Given information:
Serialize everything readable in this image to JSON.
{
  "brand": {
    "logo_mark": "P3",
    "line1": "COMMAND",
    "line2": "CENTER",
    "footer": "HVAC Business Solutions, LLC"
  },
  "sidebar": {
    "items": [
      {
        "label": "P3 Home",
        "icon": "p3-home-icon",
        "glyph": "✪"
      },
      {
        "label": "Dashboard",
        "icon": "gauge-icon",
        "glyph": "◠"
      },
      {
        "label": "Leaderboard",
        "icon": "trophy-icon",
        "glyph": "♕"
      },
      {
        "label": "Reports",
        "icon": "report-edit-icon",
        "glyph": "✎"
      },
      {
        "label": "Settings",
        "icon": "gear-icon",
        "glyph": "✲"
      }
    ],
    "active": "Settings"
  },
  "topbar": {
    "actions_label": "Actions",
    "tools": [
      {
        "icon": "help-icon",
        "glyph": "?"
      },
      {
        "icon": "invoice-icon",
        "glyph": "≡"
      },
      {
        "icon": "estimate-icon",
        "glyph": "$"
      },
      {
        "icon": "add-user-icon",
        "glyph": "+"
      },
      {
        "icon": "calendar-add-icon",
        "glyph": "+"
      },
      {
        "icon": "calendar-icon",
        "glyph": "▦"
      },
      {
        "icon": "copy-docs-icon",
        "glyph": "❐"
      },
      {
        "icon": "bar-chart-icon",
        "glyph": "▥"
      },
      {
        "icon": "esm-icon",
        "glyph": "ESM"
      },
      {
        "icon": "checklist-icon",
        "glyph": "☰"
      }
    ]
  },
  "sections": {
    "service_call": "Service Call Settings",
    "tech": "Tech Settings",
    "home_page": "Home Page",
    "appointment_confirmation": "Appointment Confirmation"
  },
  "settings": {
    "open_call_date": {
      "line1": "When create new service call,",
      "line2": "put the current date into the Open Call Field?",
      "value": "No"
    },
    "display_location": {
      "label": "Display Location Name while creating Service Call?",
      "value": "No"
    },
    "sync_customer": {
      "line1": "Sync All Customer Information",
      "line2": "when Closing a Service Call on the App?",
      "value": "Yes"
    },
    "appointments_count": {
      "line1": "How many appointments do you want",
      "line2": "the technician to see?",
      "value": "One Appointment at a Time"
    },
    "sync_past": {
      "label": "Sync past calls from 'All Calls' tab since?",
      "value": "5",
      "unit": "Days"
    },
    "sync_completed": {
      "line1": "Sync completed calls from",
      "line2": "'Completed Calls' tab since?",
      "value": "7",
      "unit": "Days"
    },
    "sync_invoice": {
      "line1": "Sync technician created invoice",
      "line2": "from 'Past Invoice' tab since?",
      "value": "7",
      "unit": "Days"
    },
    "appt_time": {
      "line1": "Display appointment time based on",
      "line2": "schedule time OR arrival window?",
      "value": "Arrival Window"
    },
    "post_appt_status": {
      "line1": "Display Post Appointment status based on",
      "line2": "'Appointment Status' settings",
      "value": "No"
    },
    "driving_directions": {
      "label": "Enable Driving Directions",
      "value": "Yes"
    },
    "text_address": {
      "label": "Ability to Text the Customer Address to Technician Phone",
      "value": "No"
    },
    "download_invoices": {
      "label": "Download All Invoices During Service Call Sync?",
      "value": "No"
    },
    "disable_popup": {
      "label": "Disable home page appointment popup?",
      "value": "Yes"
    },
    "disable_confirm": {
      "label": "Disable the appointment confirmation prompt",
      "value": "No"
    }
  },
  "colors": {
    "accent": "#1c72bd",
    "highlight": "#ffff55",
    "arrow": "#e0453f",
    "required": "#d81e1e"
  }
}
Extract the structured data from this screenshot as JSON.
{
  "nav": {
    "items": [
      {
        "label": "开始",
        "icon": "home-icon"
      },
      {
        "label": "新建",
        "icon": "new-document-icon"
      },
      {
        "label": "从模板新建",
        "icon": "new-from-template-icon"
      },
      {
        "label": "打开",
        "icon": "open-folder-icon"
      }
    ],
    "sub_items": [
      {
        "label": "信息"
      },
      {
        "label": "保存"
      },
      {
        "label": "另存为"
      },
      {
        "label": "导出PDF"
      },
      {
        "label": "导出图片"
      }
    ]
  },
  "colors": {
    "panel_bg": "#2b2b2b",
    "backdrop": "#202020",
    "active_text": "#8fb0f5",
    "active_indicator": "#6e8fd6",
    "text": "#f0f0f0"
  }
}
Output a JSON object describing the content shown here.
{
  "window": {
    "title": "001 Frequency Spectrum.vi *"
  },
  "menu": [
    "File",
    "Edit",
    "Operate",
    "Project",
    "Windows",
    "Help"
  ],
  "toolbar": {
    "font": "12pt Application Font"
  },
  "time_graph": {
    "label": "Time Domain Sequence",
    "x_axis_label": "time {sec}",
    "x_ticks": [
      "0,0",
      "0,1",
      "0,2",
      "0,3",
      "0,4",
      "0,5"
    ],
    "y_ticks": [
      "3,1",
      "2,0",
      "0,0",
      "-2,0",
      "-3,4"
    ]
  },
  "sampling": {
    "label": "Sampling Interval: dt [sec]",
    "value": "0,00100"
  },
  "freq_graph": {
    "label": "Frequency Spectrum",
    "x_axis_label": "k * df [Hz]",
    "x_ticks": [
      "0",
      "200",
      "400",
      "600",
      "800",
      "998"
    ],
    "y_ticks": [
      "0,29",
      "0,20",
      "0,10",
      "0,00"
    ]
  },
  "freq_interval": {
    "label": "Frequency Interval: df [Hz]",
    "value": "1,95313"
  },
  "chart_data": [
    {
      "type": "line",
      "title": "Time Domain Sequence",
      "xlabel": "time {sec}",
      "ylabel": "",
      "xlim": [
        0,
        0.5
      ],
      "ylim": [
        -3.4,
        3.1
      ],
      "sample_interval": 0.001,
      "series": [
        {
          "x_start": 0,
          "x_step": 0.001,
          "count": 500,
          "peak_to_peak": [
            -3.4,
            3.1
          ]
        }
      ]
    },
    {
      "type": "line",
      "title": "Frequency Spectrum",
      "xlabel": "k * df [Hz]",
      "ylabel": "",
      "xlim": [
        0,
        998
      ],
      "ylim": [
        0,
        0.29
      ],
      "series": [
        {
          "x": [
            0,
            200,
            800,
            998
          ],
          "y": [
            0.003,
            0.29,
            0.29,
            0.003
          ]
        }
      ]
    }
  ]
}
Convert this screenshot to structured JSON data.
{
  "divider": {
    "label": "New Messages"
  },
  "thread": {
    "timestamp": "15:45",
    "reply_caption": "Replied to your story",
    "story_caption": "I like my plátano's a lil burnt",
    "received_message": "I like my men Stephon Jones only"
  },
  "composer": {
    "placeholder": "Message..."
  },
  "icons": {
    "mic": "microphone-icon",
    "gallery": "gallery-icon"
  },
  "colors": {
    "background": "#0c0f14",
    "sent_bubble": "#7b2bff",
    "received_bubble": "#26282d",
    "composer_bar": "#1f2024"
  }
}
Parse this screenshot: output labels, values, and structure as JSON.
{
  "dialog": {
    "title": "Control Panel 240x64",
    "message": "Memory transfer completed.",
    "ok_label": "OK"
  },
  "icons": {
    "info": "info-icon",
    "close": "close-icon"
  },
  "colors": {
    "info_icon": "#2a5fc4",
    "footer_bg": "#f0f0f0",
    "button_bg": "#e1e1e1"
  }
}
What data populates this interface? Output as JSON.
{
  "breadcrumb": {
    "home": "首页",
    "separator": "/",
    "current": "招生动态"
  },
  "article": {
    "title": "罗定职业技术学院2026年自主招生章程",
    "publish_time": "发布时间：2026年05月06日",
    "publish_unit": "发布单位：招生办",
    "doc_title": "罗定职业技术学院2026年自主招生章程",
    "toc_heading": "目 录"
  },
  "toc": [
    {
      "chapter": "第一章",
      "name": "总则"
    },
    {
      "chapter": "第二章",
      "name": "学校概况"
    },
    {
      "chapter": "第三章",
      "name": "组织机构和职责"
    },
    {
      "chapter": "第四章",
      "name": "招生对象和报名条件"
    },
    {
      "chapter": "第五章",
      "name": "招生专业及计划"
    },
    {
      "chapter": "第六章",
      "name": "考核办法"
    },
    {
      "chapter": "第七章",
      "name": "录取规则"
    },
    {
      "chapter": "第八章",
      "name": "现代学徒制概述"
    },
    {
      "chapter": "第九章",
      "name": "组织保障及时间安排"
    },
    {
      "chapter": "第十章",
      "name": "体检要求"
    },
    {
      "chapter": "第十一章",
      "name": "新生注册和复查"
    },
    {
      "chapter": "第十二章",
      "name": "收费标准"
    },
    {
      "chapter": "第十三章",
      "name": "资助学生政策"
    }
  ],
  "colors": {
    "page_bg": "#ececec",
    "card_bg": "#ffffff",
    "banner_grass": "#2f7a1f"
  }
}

Instructions for the task: Which lines include "Frequency"? Copy each of them out.

In response:
    "title": "001 Frequency Spectrum.vi *"
    "label": "Frequency Spectrum",
    "label": "Frequency Interval: df [Hz]",
      "title": "Frequency Spectrum",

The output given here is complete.